(Required task) The entries below contain pictures. Retype everything except those pictures, exactly as given.

Stored records:
——————————

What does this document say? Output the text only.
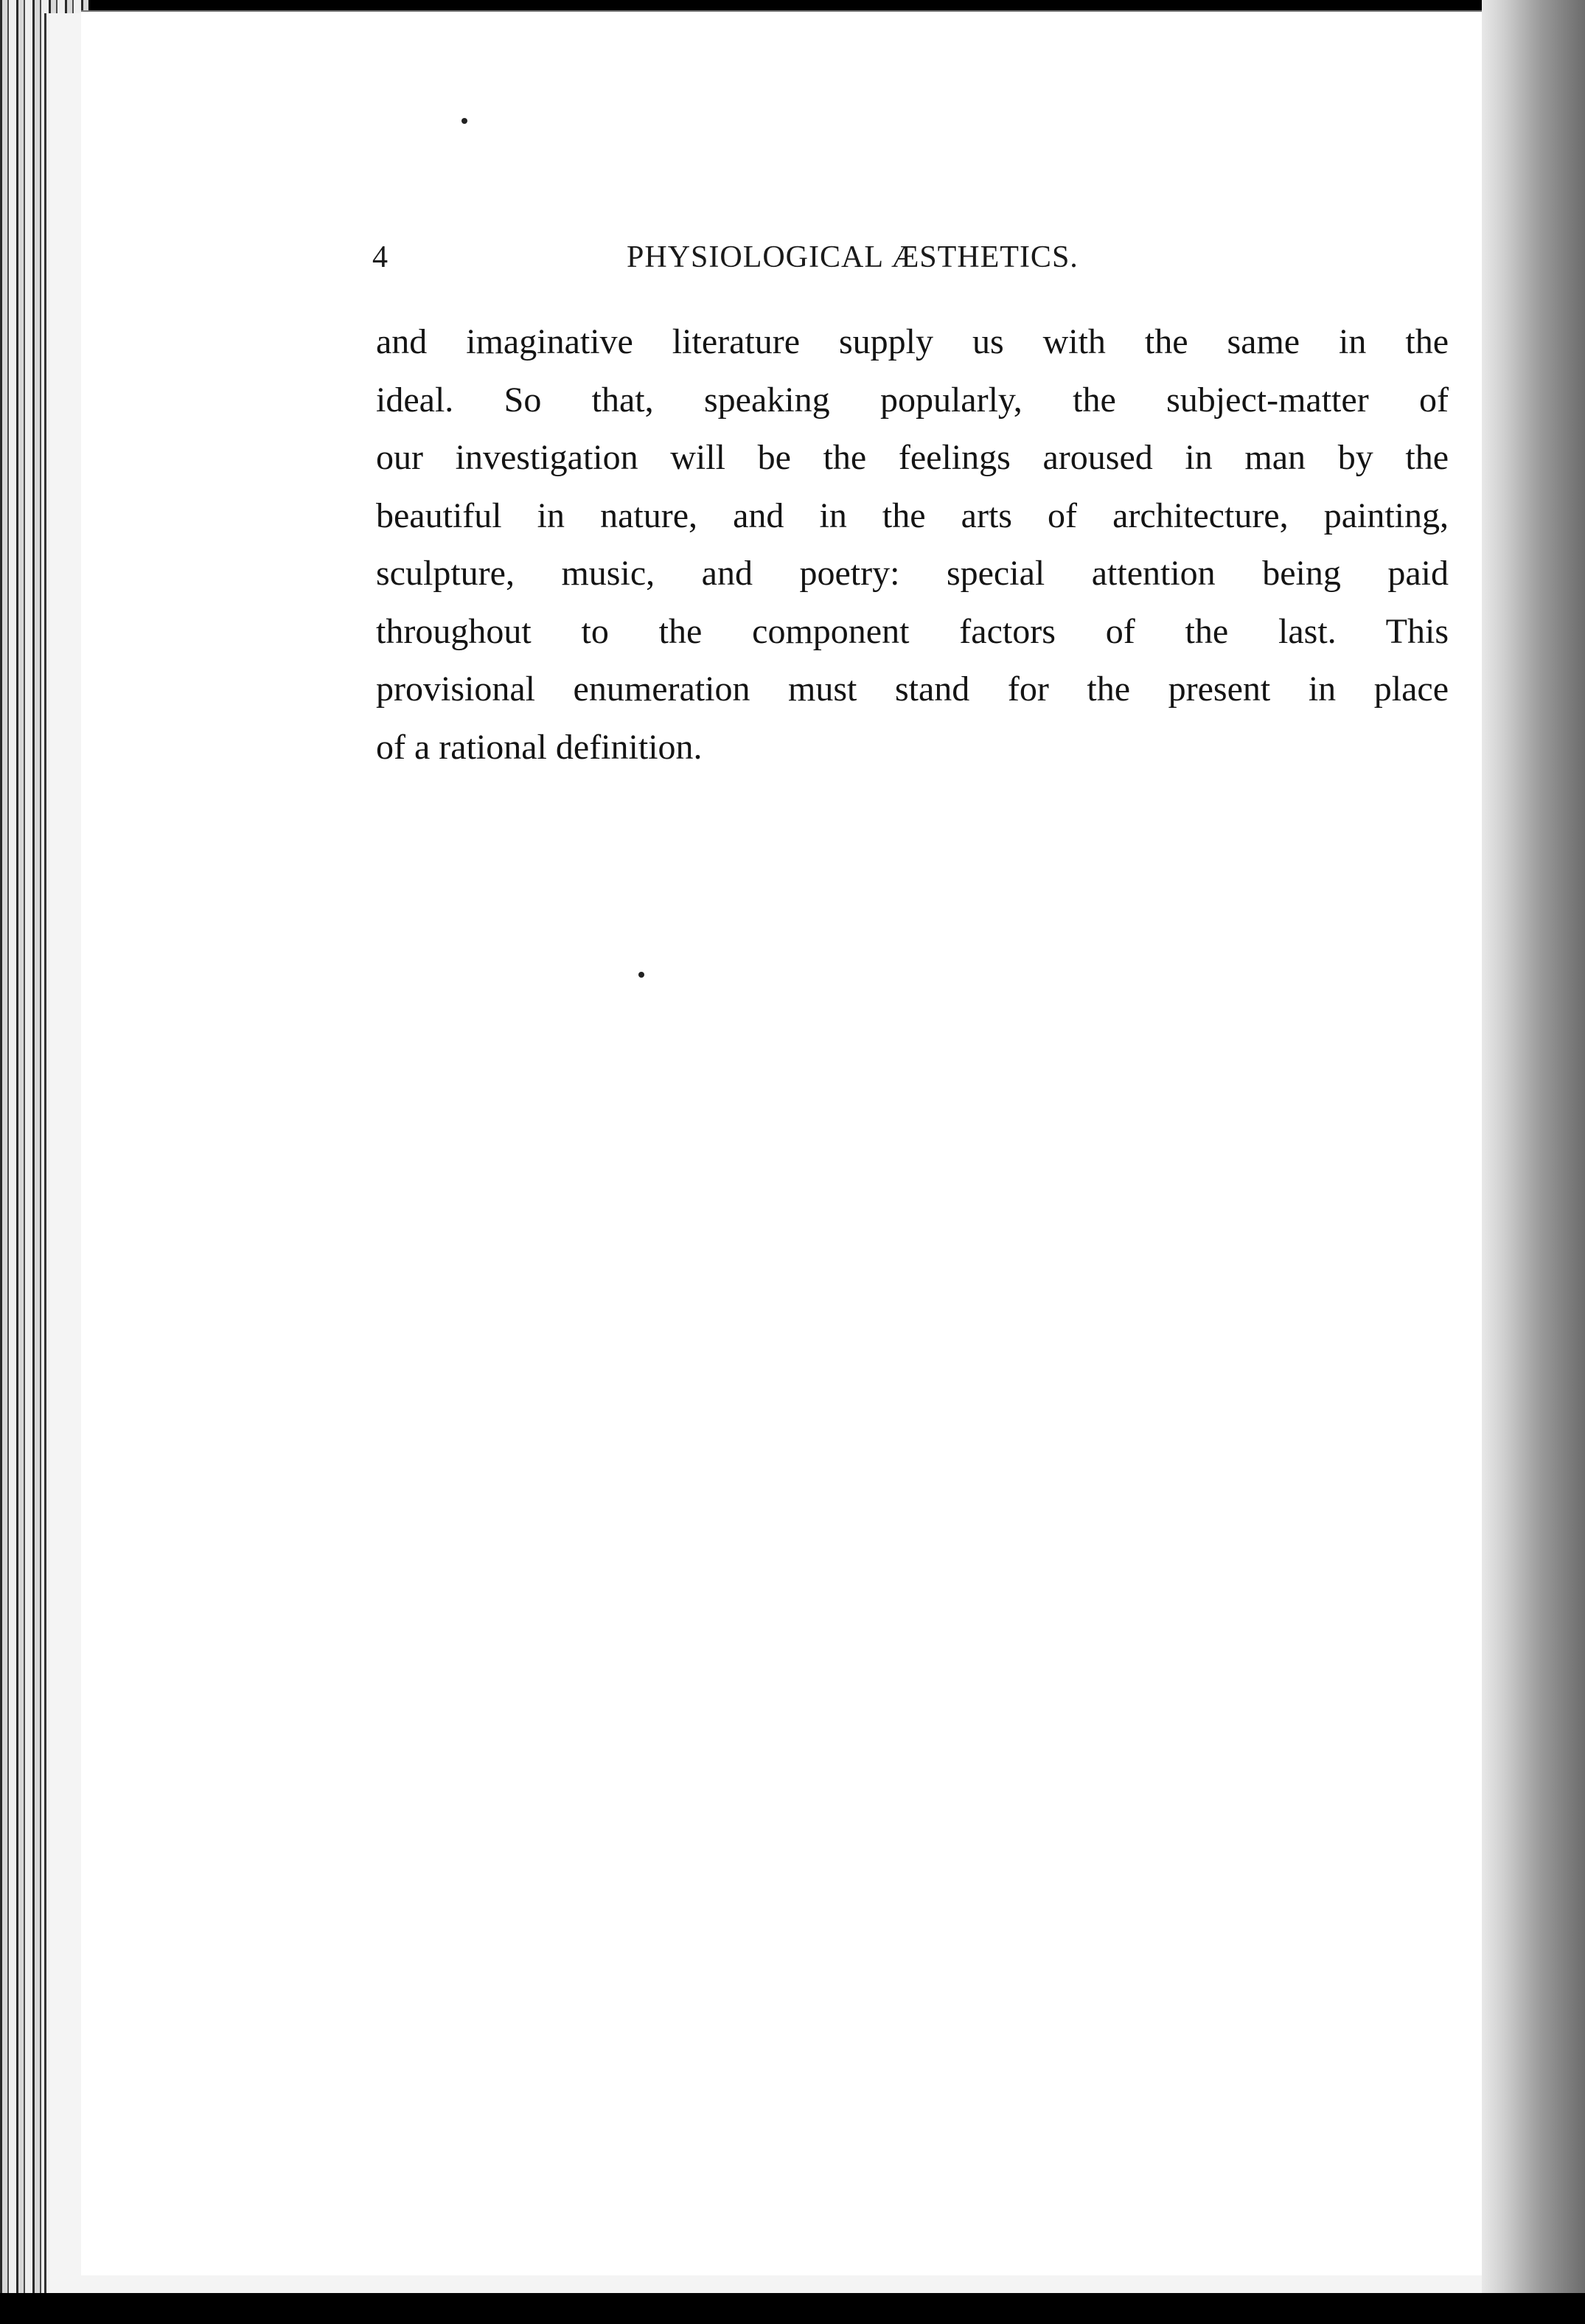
4	PHYSIOLOGICAL ÆSTHETICS.
and imaginative literature supply us with the same in the
ideal. So that, speaking popularly, the subject-matter of
our investigation will be the feelings aroused in man by the
beautiful in nature, and in the arts of architecture, painting,
sculpture, music, and poetry: special attention being paid
throughout to the component factors of the last. This
provisional enumeration must stand for the present in place
of a rational definition.
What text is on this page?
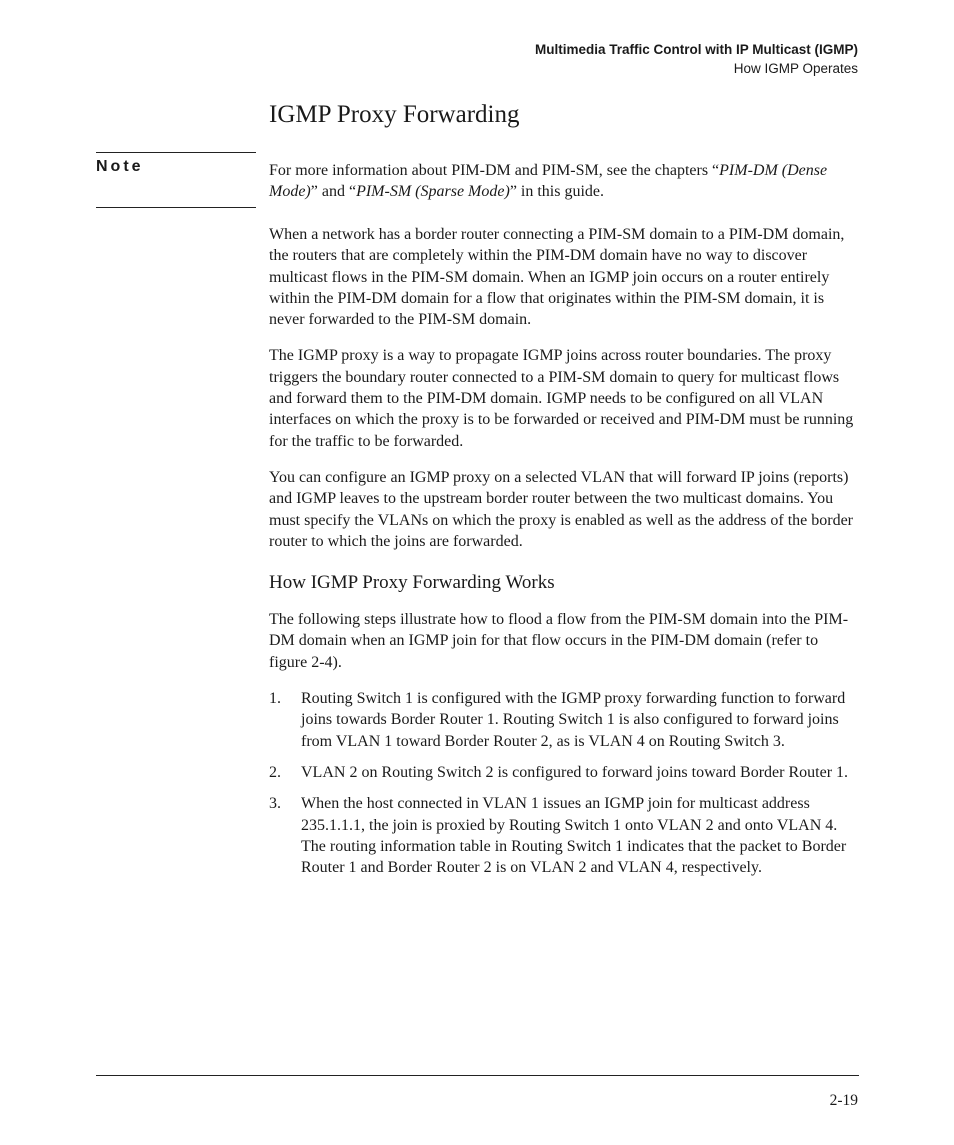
Multimedia Traffic Control with IP Multicast (IGMP)
How IGMP Operates
IGMP Proxy Forwarding
Note	For more information about PIM-DM and PIM-SM, see the chapters “PIM-DM (Dense Mode)” and “PIM-SM (Sparse Mode)” in this guide.

When a network has a border router connecting a PIM-SM domain to a PIM-DM domain, the routers that are completely within the PIM-DM domain have no way to discover multicast flows in the PIM-SM domain. When an IGMP join occurs on a router entirely within the PIM-DM domain for a flow that originates within the PIM-SM domain, it is never forwarded to the PIM-SM domain.

The IGMP proxy is a way to propagate IGMP joins across router boundaries. The proxy triggers the boundary router connected to a PIM-SM domain to query for multicast flows and forward them to the PIM-DM domain. IGMP needs to be configured on all VLAN interfaces on which the proxy is to be forwarded or received and PIM-DM must be running for the traffic to be forwarded.

You can configure an IGMP proxy on a selected VLAN that will forward IP joins (reports) and IGMP leaves to the upstream border router between the two multicast domains. You must specify the VLANs on which the proxy is enabled as well as the address of the border router to which the joins are forwarded.

How IGMP Proxy Forwarding Works

The following steps illustrate how to flood a flow from the PIM-SM domain into the PIM-DM domain when an IGMP join for that flow occurs in the PIM-DM domain (refer to figure 2-4).

1. Routing Switch 1 is configured with the IGMP proxy forwarding function to forward joins towards Border Router 1. Routing Switch 1 is also configured to forward joins from VLAN 1 toward Border Router 2, as is VLAN 4 on Routing Switch 3.
2. VLAN 2 on Routing Switch 2 is configured to forward joins toward Border Router 1.
3. When the host connected in VLAN 1 issues an IGMP join for multicast address 235.1.1.1, the join is proxied by Routing Switch 1 onto VLAN 2 and onto VLAN 4. The routing information table in Routing Switch 1 indicates that the packet to Border Router 1 and Border Router 2 is on VLAN 2 and VLAN 4, respectively.
2-19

——————————

(Result of the exercise)
What does this document say? Output the text only.
4	PHYSIOLOGICAL ÆSTHETICS.
and imaginative literature supply us with the same in the
ideal. So that, speaking popularly, the subject-matter of
our investigation will be the feelings aroused in man by the
beautiful in nature, and in the arts of architecture, painting,
sculpture, music, and poetry: special attention being paid
throughout to the component factors of the last. This
provisional enumeration must stand for the present in place
of a rational definition.
What text is on this page?
Multimedia Traffic Control with IP Multicast (IGMP)
How IGMP Operates
IGMP Proxy Forwarding
Note	For more information about PIM-DM and PIM-SM, see the chapters “PIM-DM (Dense Mode)” and “PIM-SM (Sparse Mode)” in this guide.

When a network has a border router connecting a PIM-SM domain to a PIM-DM domain, the routers that are completely within the PIM-DM domain have no way to discover multicast flows in the PIM-SM domain. When an IGMP join occurs on a router entirely within the PIM-DM domain for a flow that originates within the PIM-SM domain, it is never forwarded to the PIM-SM domain.

The IGMP proxy is a way to propagate IGMP joins across router boundaries. The proxy triggers the boundary router connected to a PIM-SM domain to query for multicast flows and forward them to the PIM-DM domain. IGMP needs to be configured on all VLAN interfaces on which the proxy is to be forwarded or received and PIM-DM must be running for the traffic to be forwarded.

You can configure an IGMP proxy on a selected VLAN that will forward IP joins (reports) and IGMP leaves to the upstream border router between the two multicast domains. You must specify the VLANs on which the proxy is enabled as well as the address of the border router to which the joins are forwarded.

How IGMP Proxy Forwarding Works

The following steps illustrate how to flood a flow from the PIM-SM domain into the PIM-DM domain when an IGMP join for that flow occurs in the PIM-DM domain (refer to figure 2-4).

1. Routing Switch 1 is configured with the IGMP proxy forwarding function to forward joins towards Border Router 1. Routing Switch 1 is also configured to forward joins from VLAN 1 toward Border Router 2, as is VLAN 4 on Routing Switch 3.
2. VLAN 2 on Routing Switch 2 is configured to forward joins toward Border Router 1.
3. When the host connected in VLAN 1 issues an IGMP join for multicast address 235.1.1.1, the join is proxied by Routing Switch 1 onto VLAN 2 and onto VLAN 4. The routing information table in Routing Switch 1 indicates that the packet to Border Router 1 and Border Router 2 is on VLAN 2 and VLAN 4, respectively.
2-19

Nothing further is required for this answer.